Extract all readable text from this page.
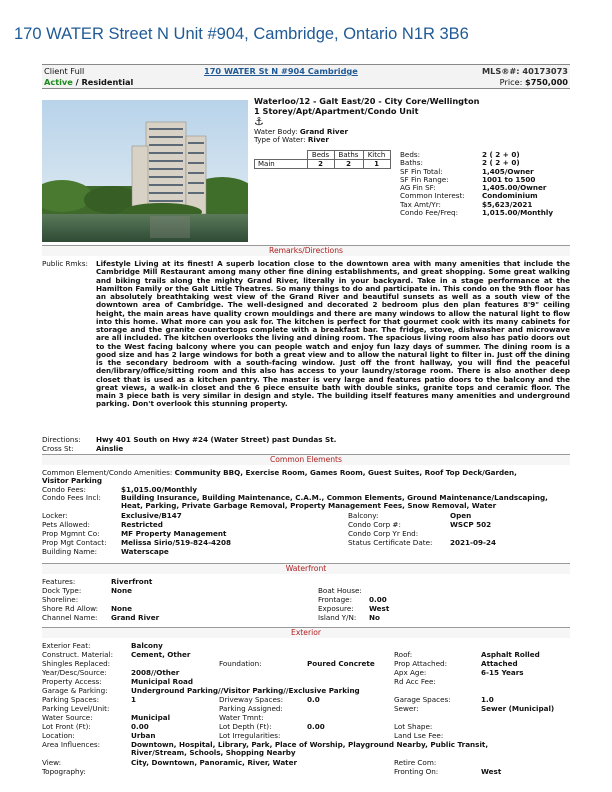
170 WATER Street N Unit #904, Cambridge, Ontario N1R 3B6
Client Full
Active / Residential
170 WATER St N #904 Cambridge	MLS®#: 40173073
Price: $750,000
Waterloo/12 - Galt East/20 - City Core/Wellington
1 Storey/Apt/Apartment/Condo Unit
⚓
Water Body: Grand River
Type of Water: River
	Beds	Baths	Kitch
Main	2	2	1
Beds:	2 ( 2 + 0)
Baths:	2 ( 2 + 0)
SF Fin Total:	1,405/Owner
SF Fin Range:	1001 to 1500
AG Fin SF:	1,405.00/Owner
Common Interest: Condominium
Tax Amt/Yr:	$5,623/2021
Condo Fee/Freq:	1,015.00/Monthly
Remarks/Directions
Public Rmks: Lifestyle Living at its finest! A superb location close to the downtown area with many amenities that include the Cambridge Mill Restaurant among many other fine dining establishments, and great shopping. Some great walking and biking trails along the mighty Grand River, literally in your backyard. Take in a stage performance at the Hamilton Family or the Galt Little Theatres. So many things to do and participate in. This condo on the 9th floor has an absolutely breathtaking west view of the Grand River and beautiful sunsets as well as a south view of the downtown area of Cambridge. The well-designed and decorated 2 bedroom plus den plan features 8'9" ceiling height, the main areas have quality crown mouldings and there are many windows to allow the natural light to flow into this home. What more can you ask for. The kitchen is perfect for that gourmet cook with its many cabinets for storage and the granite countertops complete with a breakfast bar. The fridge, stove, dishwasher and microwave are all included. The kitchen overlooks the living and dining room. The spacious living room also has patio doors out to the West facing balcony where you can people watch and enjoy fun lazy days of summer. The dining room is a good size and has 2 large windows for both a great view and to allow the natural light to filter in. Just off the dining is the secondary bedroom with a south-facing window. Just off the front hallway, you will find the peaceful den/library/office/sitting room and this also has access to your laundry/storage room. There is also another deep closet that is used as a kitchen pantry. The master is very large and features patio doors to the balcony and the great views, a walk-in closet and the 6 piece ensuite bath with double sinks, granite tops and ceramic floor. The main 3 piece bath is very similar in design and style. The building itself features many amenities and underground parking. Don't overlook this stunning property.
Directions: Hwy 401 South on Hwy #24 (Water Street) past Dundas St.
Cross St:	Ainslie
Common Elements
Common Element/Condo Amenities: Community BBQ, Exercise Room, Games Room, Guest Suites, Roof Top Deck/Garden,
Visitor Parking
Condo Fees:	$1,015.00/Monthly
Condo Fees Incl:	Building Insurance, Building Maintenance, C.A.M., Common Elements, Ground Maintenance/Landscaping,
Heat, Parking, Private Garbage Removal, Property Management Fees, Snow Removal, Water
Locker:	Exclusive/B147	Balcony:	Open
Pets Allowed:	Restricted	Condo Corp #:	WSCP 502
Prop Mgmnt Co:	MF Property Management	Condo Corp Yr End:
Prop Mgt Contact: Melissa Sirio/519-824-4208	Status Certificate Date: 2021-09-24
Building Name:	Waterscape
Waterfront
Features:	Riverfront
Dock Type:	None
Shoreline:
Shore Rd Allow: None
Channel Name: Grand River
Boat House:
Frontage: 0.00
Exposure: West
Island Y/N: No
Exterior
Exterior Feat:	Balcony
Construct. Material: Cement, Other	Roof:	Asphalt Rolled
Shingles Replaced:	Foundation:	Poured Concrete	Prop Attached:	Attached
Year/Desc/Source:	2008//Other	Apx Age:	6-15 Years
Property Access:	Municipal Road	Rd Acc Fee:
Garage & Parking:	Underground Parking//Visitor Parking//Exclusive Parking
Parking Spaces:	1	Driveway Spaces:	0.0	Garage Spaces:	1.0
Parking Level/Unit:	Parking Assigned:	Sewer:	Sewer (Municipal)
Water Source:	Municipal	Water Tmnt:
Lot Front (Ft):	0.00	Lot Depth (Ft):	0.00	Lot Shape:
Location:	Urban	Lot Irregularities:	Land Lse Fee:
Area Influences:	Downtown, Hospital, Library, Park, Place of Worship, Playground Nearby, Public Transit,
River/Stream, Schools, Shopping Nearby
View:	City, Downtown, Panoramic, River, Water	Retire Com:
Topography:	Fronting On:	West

━━━━━━━━━━━━━━━━

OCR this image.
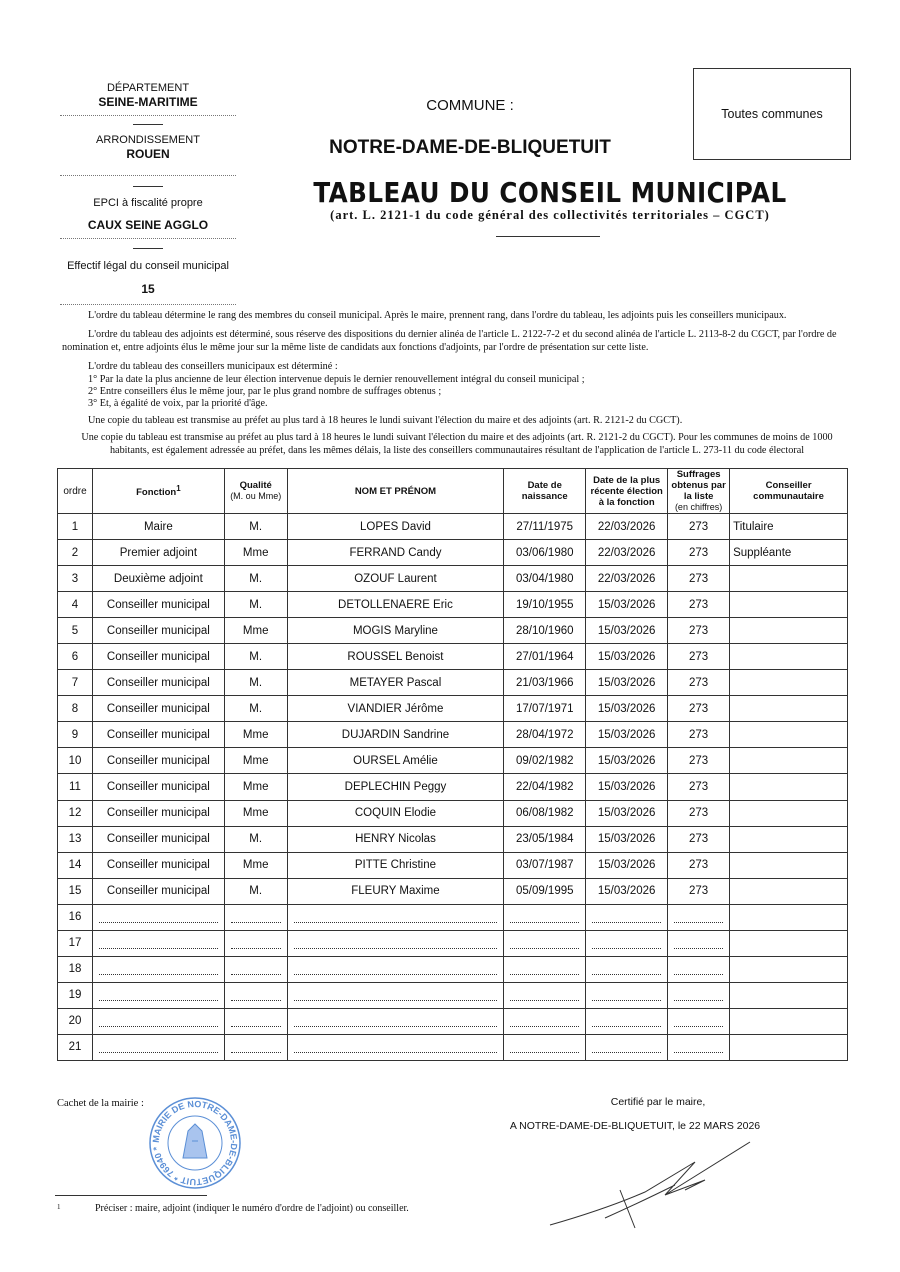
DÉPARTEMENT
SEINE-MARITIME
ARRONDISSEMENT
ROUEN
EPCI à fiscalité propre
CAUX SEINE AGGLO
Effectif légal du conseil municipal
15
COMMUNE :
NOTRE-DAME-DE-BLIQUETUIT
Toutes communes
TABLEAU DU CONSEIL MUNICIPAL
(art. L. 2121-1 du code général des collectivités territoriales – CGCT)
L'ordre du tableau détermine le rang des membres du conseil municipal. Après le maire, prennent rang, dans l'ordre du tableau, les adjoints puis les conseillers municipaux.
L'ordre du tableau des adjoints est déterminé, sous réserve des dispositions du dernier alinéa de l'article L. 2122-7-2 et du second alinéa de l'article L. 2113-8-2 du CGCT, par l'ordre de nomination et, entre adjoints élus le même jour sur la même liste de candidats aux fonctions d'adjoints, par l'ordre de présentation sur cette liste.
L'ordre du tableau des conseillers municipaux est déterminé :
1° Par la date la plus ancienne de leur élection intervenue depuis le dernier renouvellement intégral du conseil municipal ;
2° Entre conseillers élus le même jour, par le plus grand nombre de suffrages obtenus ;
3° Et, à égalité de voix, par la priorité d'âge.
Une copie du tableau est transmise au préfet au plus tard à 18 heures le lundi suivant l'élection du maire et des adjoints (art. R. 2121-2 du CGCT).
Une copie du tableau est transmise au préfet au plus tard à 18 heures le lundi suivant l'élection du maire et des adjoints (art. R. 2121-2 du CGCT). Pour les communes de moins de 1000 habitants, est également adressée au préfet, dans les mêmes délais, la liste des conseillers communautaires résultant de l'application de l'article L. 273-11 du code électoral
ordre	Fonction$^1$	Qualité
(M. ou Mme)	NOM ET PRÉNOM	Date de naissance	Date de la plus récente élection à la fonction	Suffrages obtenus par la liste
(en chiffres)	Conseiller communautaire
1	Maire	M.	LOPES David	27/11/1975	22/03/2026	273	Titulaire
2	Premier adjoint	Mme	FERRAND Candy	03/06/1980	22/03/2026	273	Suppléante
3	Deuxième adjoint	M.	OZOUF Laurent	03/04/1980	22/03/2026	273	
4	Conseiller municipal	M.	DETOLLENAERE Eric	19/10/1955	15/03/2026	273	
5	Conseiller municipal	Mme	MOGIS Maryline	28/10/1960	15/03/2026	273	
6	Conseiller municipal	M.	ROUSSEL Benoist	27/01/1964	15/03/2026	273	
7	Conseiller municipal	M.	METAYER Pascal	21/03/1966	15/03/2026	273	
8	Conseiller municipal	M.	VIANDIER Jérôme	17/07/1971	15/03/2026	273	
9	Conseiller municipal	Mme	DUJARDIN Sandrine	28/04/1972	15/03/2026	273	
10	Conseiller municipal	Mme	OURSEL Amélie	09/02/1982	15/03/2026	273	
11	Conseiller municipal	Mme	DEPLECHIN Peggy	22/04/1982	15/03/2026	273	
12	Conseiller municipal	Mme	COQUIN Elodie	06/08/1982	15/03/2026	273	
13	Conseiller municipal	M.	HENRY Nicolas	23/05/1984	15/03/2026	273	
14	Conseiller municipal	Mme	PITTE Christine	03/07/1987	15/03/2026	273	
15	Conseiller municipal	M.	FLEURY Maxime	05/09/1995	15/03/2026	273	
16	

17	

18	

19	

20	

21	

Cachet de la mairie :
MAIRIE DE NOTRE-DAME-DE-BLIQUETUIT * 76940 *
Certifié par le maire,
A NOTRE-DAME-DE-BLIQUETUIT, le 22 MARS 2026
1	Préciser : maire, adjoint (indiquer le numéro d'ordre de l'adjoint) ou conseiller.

━━━━━━━━━━━━━━━━

> [Directions for this task]: In the entries above, identify every line with the string "DAME".

> [Solution for this task]:
NOTRE-DAME-DE-BLIQUETUIT
MAIRIE DE NOTRE-DAME-DE-BLIQUETUIT * 76940 *
A NOTRE-DAME-DE-BLIQUETUIT, le 22 MARS 2026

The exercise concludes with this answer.